START INPUT ROWS

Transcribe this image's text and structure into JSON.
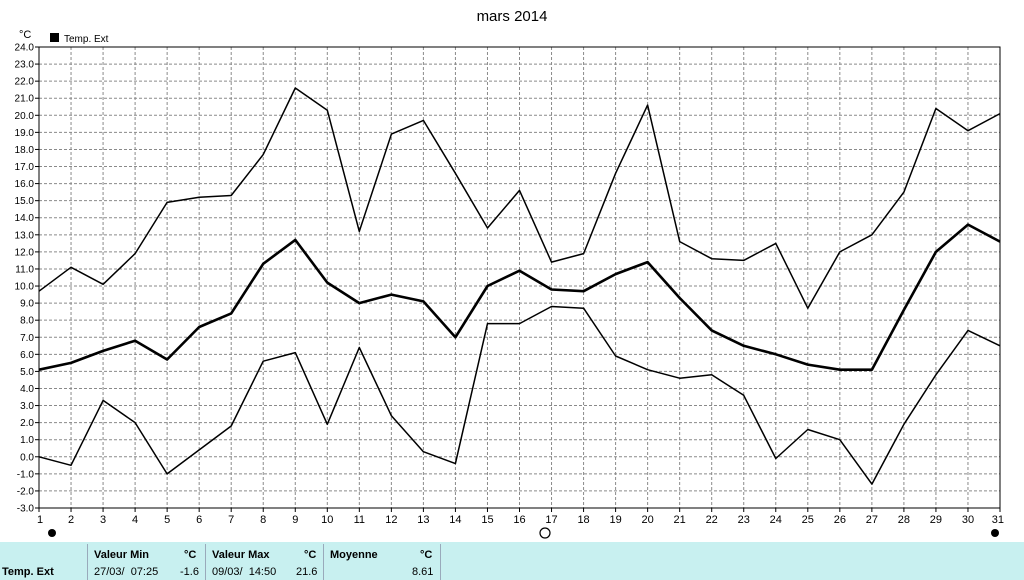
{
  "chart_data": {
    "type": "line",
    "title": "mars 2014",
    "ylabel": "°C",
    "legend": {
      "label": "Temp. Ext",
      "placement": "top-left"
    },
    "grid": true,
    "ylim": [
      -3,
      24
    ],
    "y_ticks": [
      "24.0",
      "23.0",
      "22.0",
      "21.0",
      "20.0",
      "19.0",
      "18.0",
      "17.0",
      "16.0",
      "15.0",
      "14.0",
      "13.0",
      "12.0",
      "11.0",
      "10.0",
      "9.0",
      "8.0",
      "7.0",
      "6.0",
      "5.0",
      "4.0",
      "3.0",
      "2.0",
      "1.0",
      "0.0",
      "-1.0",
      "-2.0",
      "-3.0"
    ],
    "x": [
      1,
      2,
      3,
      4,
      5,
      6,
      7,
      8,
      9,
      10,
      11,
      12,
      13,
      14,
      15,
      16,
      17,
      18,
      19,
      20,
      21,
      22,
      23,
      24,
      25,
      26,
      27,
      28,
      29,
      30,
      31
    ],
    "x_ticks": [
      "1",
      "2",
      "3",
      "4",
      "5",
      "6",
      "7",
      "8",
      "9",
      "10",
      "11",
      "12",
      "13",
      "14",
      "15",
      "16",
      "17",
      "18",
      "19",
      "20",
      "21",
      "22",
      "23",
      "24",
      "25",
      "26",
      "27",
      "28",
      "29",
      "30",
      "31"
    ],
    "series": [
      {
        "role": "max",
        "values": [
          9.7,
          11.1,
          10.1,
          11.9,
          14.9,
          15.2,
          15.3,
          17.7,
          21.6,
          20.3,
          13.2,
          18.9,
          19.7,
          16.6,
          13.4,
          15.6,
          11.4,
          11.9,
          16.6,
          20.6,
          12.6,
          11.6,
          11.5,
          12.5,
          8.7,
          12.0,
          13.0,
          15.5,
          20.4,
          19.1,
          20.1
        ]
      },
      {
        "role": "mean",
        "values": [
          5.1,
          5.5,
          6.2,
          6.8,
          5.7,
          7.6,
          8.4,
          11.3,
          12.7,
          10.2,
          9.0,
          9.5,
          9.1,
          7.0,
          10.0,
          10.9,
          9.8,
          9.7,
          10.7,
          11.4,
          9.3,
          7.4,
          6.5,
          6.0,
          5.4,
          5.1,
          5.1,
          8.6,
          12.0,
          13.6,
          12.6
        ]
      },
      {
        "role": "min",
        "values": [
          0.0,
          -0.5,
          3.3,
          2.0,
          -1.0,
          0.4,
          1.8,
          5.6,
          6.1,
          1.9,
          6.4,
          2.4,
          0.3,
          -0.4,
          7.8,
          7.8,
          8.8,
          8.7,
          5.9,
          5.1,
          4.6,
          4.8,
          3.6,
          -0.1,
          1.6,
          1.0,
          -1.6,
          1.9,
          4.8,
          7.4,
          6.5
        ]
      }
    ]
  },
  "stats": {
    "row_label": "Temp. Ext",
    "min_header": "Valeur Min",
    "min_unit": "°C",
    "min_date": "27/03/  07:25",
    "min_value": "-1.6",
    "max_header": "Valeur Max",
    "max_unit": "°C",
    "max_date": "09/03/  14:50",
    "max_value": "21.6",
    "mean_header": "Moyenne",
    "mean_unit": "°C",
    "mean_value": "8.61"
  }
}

END INPUT ROWS
START INPUT ROWS

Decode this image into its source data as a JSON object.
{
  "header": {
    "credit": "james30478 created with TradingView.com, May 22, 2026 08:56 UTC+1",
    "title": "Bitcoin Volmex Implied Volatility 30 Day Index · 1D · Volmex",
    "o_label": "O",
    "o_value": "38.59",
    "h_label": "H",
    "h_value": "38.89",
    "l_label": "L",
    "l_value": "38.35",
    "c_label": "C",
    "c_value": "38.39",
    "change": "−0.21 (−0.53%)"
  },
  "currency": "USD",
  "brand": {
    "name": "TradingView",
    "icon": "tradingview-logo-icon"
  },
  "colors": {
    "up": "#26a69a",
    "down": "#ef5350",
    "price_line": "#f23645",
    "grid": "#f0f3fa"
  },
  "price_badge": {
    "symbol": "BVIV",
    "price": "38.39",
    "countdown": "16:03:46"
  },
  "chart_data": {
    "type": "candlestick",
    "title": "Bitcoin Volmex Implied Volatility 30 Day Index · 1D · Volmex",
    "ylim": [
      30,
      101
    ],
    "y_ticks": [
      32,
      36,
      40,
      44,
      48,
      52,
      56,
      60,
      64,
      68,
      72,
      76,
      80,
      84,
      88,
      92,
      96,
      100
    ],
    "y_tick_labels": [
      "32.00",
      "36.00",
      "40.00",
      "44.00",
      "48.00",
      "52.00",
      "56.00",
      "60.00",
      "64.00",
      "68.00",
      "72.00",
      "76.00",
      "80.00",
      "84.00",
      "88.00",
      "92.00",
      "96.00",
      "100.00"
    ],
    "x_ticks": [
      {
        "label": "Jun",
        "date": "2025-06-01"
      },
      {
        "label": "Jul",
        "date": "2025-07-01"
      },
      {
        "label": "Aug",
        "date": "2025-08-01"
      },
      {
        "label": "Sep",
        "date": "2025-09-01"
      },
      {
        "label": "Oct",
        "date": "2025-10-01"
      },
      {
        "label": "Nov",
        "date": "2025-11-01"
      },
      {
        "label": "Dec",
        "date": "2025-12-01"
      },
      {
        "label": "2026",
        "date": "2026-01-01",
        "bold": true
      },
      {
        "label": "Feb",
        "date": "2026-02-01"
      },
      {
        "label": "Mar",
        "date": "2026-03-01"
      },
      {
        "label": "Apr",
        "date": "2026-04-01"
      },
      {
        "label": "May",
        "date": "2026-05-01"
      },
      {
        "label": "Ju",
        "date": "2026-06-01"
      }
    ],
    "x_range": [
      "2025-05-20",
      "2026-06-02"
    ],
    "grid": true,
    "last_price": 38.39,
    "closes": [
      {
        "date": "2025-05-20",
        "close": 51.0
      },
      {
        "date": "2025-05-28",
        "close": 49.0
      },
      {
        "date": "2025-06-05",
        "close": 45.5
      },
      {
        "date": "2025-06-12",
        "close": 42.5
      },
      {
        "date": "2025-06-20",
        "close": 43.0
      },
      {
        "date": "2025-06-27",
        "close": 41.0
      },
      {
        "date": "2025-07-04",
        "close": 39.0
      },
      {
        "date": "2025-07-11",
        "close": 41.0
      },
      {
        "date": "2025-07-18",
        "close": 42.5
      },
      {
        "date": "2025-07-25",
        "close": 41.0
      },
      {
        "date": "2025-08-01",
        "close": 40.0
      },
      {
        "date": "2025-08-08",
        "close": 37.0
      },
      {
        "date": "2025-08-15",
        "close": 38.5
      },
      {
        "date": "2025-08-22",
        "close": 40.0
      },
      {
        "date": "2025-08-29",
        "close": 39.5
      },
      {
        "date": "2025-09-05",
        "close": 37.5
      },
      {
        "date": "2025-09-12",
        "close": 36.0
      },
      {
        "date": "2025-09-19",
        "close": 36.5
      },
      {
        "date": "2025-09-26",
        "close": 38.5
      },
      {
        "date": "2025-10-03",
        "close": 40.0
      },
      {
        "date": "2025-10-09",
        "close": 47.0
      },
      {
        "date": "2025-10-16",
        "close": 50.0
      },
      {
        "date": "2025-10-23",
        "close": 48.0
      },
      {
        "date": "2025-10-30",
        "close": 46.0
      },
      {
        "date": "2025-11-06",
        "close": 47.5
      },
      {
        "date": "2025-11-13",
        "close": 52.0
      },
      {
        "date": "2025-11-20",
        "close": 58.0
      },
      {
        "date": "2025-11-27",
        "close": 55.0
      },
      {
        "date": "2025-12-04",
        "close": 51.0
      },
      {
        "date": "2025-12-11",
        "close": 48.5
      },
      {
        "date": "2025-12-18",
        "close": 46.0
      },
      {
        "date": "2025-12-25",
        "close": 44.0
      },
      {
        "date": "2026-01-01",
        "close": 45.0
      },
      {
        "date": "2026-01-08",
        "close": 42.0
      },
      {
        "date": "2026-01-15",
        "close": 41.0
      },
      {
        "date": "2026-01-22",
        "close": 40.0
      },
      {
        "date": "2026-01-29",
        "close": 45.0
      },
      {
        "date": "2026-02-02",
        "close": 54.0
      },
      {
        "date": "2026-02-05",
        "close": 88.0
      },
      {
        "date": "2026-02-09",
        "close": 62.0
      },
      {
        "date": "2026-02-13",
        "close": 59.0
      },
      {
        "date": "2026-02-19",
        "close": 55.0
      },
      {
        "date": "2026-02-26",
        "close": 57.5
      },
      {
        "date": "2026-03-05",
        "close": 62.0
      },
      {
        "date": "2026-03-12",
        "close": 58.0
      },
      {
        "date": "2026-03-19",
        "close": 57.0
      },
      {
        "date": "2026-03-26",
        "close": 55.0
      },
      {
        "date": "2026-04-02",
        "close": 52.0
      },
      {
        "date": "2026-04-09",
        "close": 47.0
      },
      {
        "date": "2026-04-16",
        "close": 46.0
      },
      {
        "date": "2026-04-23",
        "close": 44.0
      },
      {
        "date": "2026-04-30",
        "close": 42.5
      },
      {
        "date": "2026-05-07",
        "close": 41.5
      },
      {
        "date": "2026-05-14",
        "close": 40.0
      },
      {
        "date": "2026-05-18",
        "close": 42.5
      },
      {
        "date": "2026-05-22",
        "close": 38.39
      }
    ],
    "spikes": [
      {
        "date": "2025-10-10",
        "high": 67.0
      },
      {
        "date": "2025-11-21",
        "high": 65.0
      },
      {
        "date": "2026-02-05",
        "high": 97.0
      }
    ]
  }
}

END INPUT ROWS
START INPUT ROWS

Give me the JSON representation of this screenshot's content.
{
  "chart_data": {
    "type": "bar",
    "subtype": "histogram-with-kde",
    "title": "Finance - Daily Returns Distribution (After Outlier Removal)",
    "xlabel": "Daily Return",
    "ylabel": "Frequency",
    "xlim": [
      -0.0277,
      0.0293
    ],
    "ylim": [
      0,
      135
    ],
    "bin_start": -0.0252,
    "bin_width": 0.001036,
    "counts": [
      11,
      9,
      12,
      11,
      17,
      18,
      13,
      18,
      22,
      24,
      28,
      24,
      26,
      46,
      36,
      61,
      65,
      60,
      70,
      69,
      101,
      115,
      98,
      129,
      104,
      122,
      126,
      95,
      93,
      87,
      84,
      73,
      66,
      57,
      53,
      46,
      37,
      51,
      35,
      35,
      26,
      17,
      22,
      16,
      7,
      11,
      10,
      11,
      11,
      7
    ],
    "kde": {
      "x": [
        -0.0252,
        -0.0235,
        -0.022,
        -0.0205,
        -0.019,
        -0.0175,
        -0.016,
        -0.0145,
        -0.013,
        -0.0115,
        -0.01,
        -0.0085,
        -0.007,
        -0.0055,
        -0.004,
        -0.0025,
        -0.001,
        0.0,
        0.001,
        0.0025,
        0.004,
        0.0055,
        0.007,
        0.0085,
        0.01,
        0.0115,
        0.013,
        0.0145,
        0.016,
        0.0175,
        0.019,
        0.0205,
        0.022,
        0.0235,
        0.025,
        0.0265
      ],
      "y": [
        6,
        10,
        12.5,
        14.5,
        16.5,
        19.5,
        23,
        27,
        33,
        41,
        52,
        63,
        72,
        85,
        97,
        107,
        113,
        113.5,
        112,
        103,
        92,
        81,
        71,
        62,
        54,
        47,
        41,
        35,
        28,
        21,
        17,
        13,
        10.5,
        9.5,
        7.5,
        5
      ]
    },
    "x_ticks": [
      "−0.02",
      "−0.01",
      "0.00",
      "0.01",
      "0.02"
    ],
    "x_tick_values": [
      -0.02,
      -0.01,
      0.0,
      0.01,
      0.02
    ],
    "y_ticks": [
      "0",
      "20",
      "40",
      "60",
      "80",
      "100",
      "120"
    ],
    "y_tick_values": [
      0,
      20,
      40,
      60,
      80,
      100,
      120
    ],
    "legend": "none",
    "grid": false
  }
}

END INPUT ROWS

## STATED GOAL:
From the listing, copy each line containing the word "this".

## CORRECT RESPONSE:
Transcribe this image's text and structure into JSON.
Decode this image into its source data as a JSON object.
Give me the JSON representation of this screenshot's content.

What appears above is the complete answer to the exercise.